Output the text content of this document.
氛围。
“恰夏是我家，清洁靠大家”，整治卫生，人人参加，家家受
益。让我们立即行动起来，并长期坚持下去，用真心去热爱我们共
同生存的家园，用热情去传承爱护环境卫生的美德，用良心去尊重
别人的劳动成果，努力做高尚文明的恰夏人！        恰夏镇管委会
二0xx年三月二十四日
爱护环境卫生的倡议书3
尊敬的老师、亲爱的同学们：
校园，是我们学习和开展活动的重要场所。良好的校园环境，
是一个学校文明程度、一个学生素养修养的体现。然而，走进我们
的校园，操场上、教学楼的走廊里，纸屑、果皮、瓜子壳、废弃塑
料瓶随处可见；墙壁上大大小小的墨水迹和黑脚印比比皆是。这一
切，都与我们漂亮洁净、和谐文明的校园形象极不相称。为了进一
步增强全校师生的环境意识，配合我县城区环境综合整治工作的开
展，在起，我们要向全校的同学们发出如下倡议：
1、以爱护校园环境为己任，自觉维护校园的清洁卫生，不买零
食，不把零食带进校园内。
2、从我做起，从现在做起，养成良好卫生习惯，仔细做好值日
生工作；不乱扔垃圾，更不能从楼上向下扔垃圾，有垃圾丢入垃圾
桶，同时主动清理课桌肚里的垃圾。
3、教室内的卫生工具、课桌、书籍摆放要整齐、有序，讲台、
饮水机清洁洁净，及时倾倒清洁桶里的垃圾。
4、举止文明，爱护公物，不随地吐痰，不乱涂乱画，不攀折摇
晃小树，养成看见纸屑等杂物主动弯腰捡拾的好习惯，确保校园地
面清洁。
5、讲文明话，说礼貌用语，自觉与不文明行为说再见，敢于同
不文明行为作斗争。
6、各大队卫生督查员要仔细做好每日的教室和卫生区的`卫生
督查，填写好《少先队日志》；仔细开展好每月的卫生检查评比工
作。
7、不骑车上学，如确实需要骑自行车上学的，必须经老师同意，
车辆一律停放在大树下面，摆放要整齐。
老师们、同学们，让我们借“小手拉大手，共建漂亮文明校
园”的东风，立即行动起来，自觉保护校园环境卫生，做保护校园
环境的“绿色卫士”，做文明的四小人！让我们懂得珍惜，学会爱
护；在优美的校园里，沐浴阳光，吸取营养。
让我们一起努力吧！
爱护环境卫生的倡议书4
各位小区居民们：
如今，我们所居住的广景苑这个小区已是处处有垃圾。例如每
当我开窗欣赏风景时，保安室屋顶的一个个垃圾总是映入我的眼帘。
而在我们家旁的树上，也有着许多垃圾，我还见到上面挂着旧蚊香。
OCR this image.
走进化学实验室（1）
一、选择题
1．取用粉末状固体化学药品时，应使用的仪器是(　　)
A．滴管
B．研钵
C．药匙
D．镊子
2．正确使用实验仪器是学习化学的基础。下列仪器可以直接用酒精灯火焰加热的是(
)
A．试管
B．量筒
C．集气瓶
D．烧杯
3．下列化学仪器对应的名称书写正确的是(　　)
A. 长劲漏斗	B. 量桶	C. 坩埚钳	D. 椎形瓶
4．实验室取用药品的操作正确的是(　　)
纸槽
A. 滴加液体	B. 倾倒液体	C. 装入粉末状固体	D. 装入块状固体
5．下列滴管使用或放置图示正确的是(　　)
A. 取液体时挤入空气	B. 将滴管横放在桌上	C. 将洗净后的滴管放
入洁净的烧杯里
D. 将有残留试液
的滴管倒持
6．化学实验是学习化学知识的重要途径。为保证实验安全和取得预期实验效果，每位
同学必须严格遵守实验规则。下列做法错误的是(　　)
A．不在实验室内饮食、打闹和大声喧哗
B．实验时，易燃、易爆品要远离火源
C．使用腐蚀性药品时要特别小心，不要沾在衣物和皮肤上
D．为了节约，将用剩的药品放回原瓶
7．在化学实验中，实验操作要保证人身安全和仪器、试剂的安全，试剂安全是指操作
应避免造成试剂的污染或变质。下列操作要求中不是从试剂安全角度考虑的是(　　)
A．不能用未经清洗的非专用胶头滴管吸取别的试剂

+ + + +

### [STATED EXERCISE]
Reproduce each line from the records that contains the word "this".

### [OUTPUT OF THE TASK]
Output the text content of this document.
OCR this image.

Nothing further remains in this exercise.